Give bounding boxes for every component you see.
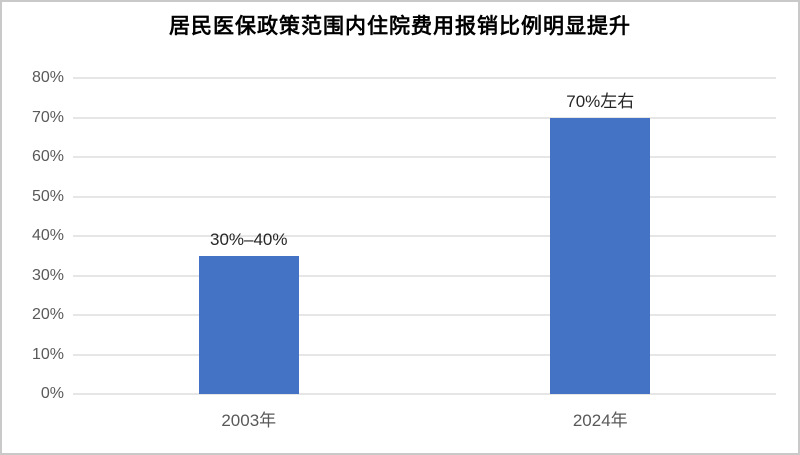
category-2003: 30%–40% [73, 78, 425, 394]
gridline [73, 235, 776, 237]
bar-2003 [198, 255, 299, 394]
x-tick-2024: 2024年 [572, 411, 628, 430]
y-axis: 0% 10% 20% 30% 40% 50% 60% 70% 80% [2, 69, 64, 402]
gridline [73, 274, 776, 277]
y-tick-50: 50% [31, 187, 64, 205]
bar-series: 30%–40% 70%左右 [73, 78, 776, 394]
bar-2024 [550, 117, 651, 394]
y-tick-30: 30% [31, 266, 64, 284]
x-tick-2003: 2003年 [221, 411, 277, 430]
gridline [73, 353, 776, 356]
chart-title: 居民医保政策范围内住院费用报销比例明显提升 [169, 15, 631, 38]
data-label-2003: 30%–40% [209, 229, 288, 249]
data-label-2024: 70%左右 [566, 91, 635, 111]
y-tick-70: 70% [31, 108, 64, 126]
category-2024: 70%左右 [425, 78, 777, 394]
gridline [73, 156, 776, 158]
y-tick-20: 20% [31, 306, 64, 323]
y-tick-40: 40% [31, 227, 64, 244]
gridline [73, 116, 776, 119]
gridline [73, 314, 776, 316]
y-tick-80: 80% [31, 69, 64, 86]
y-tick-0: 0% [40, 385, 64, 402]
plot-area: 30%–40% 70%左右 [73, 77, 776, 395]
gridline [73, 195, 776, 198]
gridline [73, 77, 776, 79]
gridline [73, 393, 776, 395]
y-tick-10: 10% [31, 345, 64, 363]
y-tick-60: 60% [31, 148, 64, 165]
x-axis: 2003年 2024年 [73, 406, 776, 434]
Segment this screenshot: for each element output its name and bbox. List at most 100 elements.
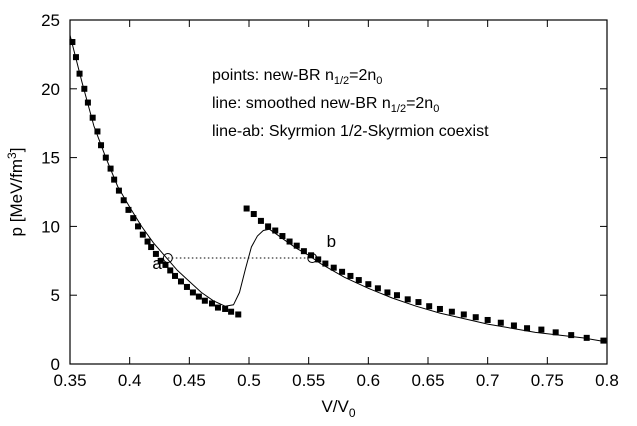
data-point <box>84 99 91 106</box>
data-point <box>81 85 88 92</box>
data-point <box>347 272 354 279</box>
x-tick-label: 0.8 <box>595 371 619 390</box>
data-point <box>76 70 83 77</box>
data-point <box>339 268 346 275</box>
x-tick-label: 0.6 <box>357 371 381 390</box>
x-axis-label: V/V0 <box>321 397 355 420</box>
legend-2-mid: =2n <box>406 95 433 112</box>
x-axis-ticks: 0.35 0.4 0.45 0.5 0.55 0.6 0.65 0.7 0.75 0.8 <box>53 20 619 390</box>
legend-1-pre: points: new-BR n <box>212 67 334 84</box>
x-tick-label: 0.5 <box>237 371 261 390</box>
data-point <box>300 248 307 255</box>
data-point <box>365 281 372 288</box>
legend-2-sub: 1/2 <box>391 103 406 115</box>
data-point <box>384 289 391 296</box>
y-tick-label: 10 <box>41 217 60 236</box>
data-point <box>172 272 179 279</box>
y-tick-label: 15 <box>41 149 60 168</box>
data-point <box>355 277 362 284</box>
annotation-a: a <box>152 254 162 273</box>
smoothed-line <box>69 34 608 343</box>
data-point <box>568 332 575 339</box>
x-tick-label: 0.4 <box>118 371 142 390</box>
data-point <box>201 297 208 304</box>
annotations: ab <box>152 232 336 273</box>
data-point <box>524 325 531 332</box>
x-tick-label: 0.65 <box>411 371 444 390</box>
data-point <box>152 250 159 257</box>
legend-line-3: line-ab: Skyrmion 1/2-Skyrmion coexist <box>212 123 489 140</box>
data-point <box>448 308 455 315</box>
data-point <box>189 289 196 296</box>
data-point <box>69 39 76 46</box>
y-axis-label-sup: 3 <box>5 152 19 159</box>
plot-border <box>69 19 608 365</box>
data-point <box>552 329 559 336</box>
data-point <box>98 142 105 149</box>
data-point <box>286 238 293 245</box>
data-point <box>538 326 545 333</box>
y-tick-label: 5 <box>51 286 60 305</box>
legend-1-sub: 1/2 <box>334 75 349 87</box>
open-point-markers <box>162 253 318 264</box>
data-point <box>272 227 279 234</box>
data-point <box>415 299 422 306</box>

*To do*. Give every line of the entries above as a Markdown table with the columns No. and Line, numbering each row and skipping blank lines. Omit the pictures.

*Task result*.
| No. | Line |
|---|---|
| 1 | Give bounding boxes for every component you see. |
| 2 | category-2003: 30%–40% [73, 78, 425, 394] |
| 3 | gridline [73, 235, 776, 237] |
| 4 | bar-2003 [198, 255, 299, 394] |
| 5 | x-tick-2024: 2024年 [572, 411, 628, 430] |
| 6 | y-axis: 0% 10% 20% 30% 40% 50% 60% 70% 80% [2, 69, 64, 402] |
| 7 | gridline [73, 274, 776, 277] |
| 8 | y-tick-50: 50% [31, 187, 64, 205] |
| 9 | bar-series: 30%–40% 70%左右 [73, 78, 776, 394] |
| 10 | bar-2024 [550, 117, 651, 394] |
| 11 | y-tick-30: 30% [31, 266, 64, 284] |
| 12 | x-tick-2003: 2003年 [221, 411, 277, 430] |
| 13 | gridline [73, 353, 776, 356] |
| 14 | chart-title: 居民医保政策范围内住院费用报销比例明显提升 [169, 15, 631, 38] |
| 15 | data-label-2003: 30%–40% [209, 229, 288, 249] |
| 16 | data-label-2024: 70%左右 [566, 91, 635, 111] |
| 17 | y-tick-70: 70% [31, 108, 64, 126] |
| 18 | category-2024: 70%左右 [425, 78, 777, 394] |
| 19 | gridline [73, 156, 776, 158] |
| 20 | y-tick-20: 20% [31, 306, 64, 323] |
| 21 | y-tick-40: 40% [31, 227, 64, 244] |
| 22 | gridline [73, 116, 776, 119] |
| 23 | gridline [73, 314, 776, 316] |
| 24 | y-tick-80: 80% [31, 69, 64, 86] |
| 25 | y-tick-0: 0% [40, 385, 64, 402] |
| 26 | plot-area: 30%–40% 70%左右 [73, 77, 776, 395] |
| 27 | gridline [73, 195, 776, 198] |
| 28 | gridline [73, 77, 776, 79] |
| 29 | gridline [73, 393, 776, 395] |
| 30 | y-tick-10: 10% [31, 345, 64, 363] |
| 31 | y-tick-60: 60% [31, 148, 64, 165] |
| 32 | x-axis: 2003年 2024年 [73, 406, 776, 434] |
| 33 | Segment this screenshot: for each element output its name and bbox. List at most 100 elements. |
| 34 | data-point <box>84 99 91 106</box> |
| 35 | data-point <box>81 85 88 92</box> |
| 36 | data-point <box>347 272 354 279</box> |
| 37 | x-tick-label: 0.8 <box>595 371 619 390</box> |
| 38 | data-point <box>76 70 83 77</box> |
| 39 | data-point <box>339 268 346 275</box> |
| 40 | x-tick-label: 0.6 <box>357 371 381 390</box> |
| 41 | x-axis-label: V/V0 <box>321 397 355 420</box> |
| 42 | legend-2-mid: =2n <box>406 95 433 112</box> |
| 43 | x-axis-ticks: 0.35 0.4 0.45 0.5 0.55 0.6 0.65 0.7 0.75 0.8 <box>53 20 619 390</box> |
| 44 | legend-1-pre: points: new-BR n <box>212 67 334 84</box> |
| 45 | x-tick-label: 0.5 <box>237 371 261 390</box> |
| 46 | data-point <box>300 248 307 255</box> |
| 47 | data-point <box>365 281 372 288</box> |
| 48 | legend-2-sub: 1/2 <box>391 103 406 115</box> |
| 49 | data-point <box>384 289 391 296</box> |
| 50 | y-tick-label: 10 <box>41 217 60 236</box> |
| 51 | data-point <box>172 272 179 279</box> |
| 52 | y-tick-label: 15 <box>41 149 60 168</box> |
| 53 | data-point <box>355 277 362 284</box> |
| 54 | annotation-a: a <box>152 254 162 273</box> |
| 55 | smoothed-line <box>69 34 608 343</box> |
| 56 | data-point <box>568 332 575 339</box> |
| 57 | x-tick-label: 0.4 <box>118 371 142 390</box> |
| 58 | data-point <box>201 297 208 304</box> |
| 59 | annotations: ab <box>152 232 336 273</box> |
| 60 | data-point <box>524 325 531 332</box> |
| 61 | x-tick-label: 0.65 <box>411 371 444 390</box> |
| 62 | data-point <box>152 250 159 257</box> |
| 63 | legend-line-3: line-ab: Skyrmion 1/2-Skyrmion coexist <box>212 123 489 140</box> |
| 64 | data-point <box>448 308 455 315</box> |
| 65 | data-point <box>189 289 196 296</box> |
| 66 | data-point <box>69 39 76 46</box> |
| 67 | y-axis-label-sup: 3 <box>5 152 19 159</box> |
| 68 | plot-border <box>69 19 608 365</box> |
| 69 | data-point <box>552 329 559 336</box> |
| 70 | data-point <box>98 142 105 149</box> |
| 71 | data-point <box>286 238 293 245</box> |
| 72 | data-point <box>538 326 545 333</box> |
| 73 | y-tick-label: 5 <box>51 286 60 305</box> |
| 74 | legend-1-sub: 1/2 <box>334 75 349 87</box> |
| 75 | open-point-markers <box>162 253 318 264</box> |
| 76 | data-point <box>272 227 279 234</box> |
| 77 | data-point <box>415 299 422 306</box> |